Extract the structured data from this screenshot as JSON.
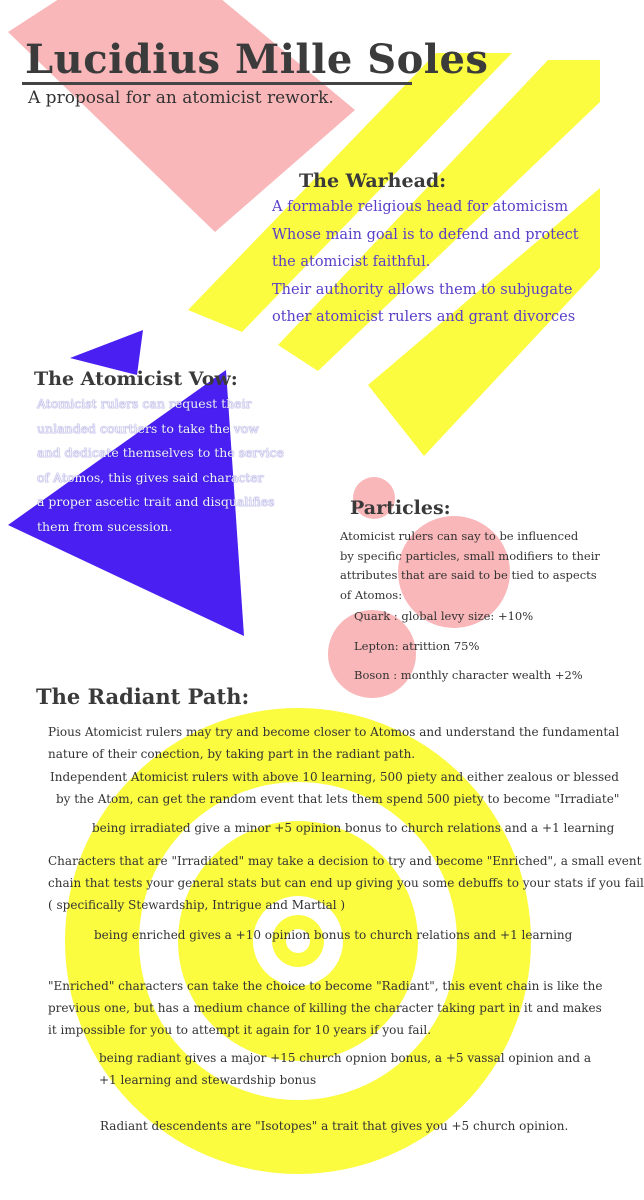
{
  "header": {
    "title": "Lucidius Mille Soles",
    "subtitle": "A proposal for an atomicist rework."
  },
  "warhead": {
    "heading": "The Warhead:",
    "lines": [
      "A formable religious head for atomicism",
      "Whose main goal is to defend and protect",
      "the atomicist faithful.",
      "Their authority allows them to subjugate",
      "other atomicist rulers and grant divorces"
    ]
  },
  "vow": {
    "heading": "The Atomicist Vow:",
    "lines": [
      "Atomicist rulers can request their",
      "unlanded courtiers to take the vow",
      "and dedicate themselves to the service",
      "of Atomos, this gives said character",
      "a proper ascetic trait and disqualifies",
      "them from sucession."
    ]
  },
  "particles": {
    "heading": "Particles:",
    "lines": [
      "Atomicist rulers can say to be influenced",
      "by specific particles, small modifiers to their",
      "attributes that are said to be tied to aspects",
      "of Atomos:"
    ],
    "quark": "Quark :  global levy size: +10%",
    "lepton": "Lepton: atrittion 75%",
    "boson": "Boson : monthly character wealth +2%"
  },
  "radiant": {
    "heading": "The Radiant Path:",
    "p1a": "Pious Atomicist rulers may try and become closer to Atomos and understand the fundamental",
    "p1b": "nature of their conection, by taking part in the radiant path.",
    "p2a": "Independent Atomicist rulers with above 10 learning, 500 piety and either zealous or blessed",
    "p2b": "by the Atom, can get the random event that lets them spend 500 piety to become \"Irradiate\"",
    "b1": "being irradiated give a minor +5 opinion bonus to church relations and a +1 learning",
    "p3a": "Characters that are \"Irradiated\" may take a decision to try and become \"Enriched\", a small event",
    "p3b": "chain that tests your general stats but can end up giving you some debuffs to your stats if you fail",
    "p3c": "( specifically Stewardship, Intrigue and Martial )",
    "b2": "being enriched gives a +10 opinion bonus to church relations and +1 learning",
    "p4a": "\"Enriched\" characters can take the choice to become \"Radiant\", this event chain is like the",
    "p4b": "previous one, but has a medium chance of killing the character taking part in it and makes",
    "p4c": "it impossible for you to attempt it again for 10 years if you fail.",
    "b3a": "being radiant gives a major +15 church opnion bonus, a +5 vassal opinion and a",
    "b3b": "+1 learning and stewardship bonus",
    "b4": "Radiant descendents are \"Isotopes\" a trait that gives you +5 church opinion."
  },
  "colors": {
    "pink": "#f9b7b9",
    "yellow": "#fbfc3f",
    "purple": "#4a1ff2"
  }
}
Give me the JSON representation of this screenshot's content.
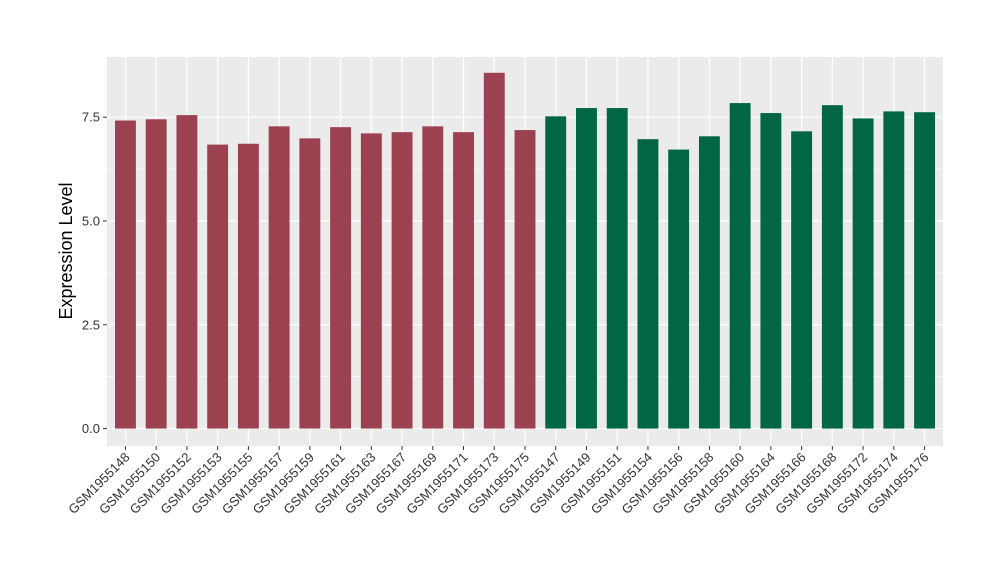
{
  "chart_data": {
    "type": "bar",
    "title": "",
    "xlabel": "",
    "ylabel": "Expression Level",
    "ylim": [
      -0.42,
      8.95
    ],
    "yticks": [
      0.0,
      2.5,
      5.0,
      7.5
    ],
    "ytick_labels": [
      "0.0",
      "2.5",
      "5.0",
      "7.5"
    ],
    "grid": true,
    "legend": "none",
    "categories": [
      "GSM1955148",
      "GSM1955150",
      "GSM1955152",
      "GSM1955153",
      "GSM1955155",
      "GSM1955157",
      "GSM1955159",
      "GSM1955161",
      "GSM1955163",
      "GSM1955167",
      "GSM1955169",
      "GSM1955171",
      "GSM1955173",
      "GSM1955175",
      "GSM1955147",
      "GSM1955149",
      "GSM1955151",
      "GSM1955154",
      "GSM1955156",
      "GSM1955158",
      "GSM1955160",
      "GSM1955164",
      "GSM1955166",
      "GSM1955168",
      "GSM1955172",
      "GSM1955174",
      "GSM1955176"
    ],
    "values": [
      7.42,
      7.45,
      7.55,
      6.84,
      6.86,
      7.28,
      6.99,
      7.26,
      7.11,
      7.14,
      7.28,
      7.14,
      8.57,
      7.19,
      7.52,
      7.72,
      7.72,
      6.97,
      6.72,
      7.04,
      7.84,
      7.6,
      7.16,
      7.79,
      7.47,
      7.64,
      7.62
    ],
    "bar_colors": [
      "#9b4150",
      "#9b4150",
      "#9b4150",
      "#9b4150",
      "#9b4150",
      "#9b4150",
      "#9b4150",
      "#9b4150",
      "#9b4150",
      "#9b4150",
      "#9b4150",
      "#9b4150",
      "#9b4150",
      "#9b4150",
      "#006644",
      "#006644",
      "#006644",
      "#006644",
      "#006644",
      "#006644",
      "#006644",
      "#006644",
      "#006644",
      "#006644",
      "#006644",
      "#006644",
      "#006644"
    ],
    "panel_background": "#ebebeb",
    "grid_color": "#ffffff"
  }
}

▶ [Request]: Set each line of the records down exactly, leaving every picture out.

▶ [Output for this task]:
Extract the structured data from this screenshot as JSON.
{
  "header": {
    "title": "Lucidius Mille Soles",
    "subtitle": "A proposal for an atomicist rework."
  },
  "warhead": {
    "heading": "The Warhead:",
    "lines": [
      "A formable religious head for atomicism",
      "Whose main goal is to defend and protect",
      "the atomicist faithful.",
      "Their authority allows them to subjugate",
      "other atomicist rulers and grant divorces"
    ]
  },
  "vow": {
    "heading": "The Atomicist Vow:",
    "lines": [
      "Atomicist rulers can request their",
      "unlanded courtiers to take the vow",
      "and dedicate themselves to the service",
      "of Atomos, this gives said character",
      "a proper ascetic trait and disqualifies",
      "them from sucession."
    ]
  },
  "particles": {
    "heading": "Particles:",
    "lines": [
      "Atomicist rulers can say to be influenced",
      "by specific particles, small modifiers to their",
      "attributes that are said to be tied to aspects",
      "of Atomos:"
    ],
    "quark": "Quark :  global levy size: +10%",
    "lepton": "Lepton: atrittion 75%",
    "boson": "Boson : monthly character wealth +2%"
  },
  "radiant": {
    "heading": "The Radiant Path:",
    "p1a": "Pious Atomicist rulers may try and become closer to Atomos and understand the fundamental",
    "p1b": "nature of their conection, by taking part in the radiant path.",
    "p2a": "Independent Atomicist rulers with above 10 learning, 500 piety and either zealous or blessed",
    "p2b": "by the Atom, can get the random event that lets them spend 500 piety to become \"Irradiate\"",
    "b1": "being irradiated give a minor +5 opinion bonus to church relations and a +1 learning",
    "p3a": "Characters that are \"Irradiated\" may take a decision to try and become \"Enriched\", a small event",
    "p3b": "chain that tests your general stats but can end up giving you some debuffs to your stats if you fail",
    "p3c": "( specifically Stewardship, Intrigue and Martial )",
    "b2": "being enriched gives a +10 opinion bonus to church relations and +1 learning",
    "p4a": "\"Enriched\" characters can take the choice to become \"Radiant\", this event chain is like the",
    "p4b": "previous one, but has a medium chance of killing the character taking part in it and makes",
    "p4c": "it impossible for you to attempt it again for 10 years if you fail.",
    "b3a": "being radiant gives a major +15 church opnion bonus, a +5 vassal opinion and a",
    "b3b": "+1 learning and stewardship bonus",
    "b4": "Radiant descendents are \"Isotopes\" a trait that gives you +5 church opinion."
  },
  "colors": {
    "pink": "#f9b7b9",
    "yellow": "#fbfc3f",
    "purple": "#4a1ff2"
  }
}
Give me the JSON representation of this screenshot's content.
{
  "chart_data": {
    "type": "bar",
    "title": "",
    "xlabel": "",
    "ylabel": "Expression Level",
    "ylim": [
      -0.42,
      8.95
    ],
    "yticks": [
      0.0,
      2.5,
      5.0,
      7.5
    ],
    "ytick_labels": [
      "0.0",
      "2.5",
      "5.0",
      "7.5"
    ],
    "grid": true,
    "legend": "none",
    "categories": [
      "GSM1955148",
      "GSM1955150",
      "GSM1955152",
      "GSM1955153",
      "GSM1955155",
      "GSM1955157",
      "GSM1955159",
      "GSM1955161",
      "GSM1955163",
      "GSM1955167",
      "GSM1955169",
      "GSM1955171",
      "GSM1955173",
      "GSM1955175",
      "GSM1955147",
      "GSM1955149",
      "GSM1955151",
      "GSM1955154",
      "GSM1955156",
      "GSM1955158",
      "GSM1955160",
      "GSM1955164",
      "GSM1955166",
      "GSM1955168",
      "GSM1955172",
      "GSM1955174",
      "GSM1955176"
    ],
    "values": [
      7.42,
      7.45,
      7.55,
      6.84,
      6.86,
      7.28,
      6.99,
      7.26,
      7.11,
      7.14,
      7.28,
      7.14,
      8.57,
      7.19,
      7.52,
      7.72,
      7.72,
      6.97,
      6.72,
      7.04,
      7.84,
      7.6,
      7.16,
      7.79,
      7.47,
      7.64,
      7.62
    ],
    "bar_colors": [
      "#9b4150",
      "#9b4150",
      "#9b4150",
      "#9b4150",
      "#9b4150",
      "#9b4150",
      "#9b4150",
      "#9b4150",
      "#9b4150",
      "#9b4150",
      "#9b4150",
      "#9b4150",
      "#9b4150",
      "#9b4150",
      "#006644",
      "#006644",
      "#006644",
      "#006644",
      "#006644",
      "#006644",
      "#006644",
      "#006644",
      "#006644",
      "#006644",
      "#006644",
      "#006644",
      "#006644"
    ],
    "panel_background": "#ebebeb",
    "grid_color": "#ffffff"
  }
}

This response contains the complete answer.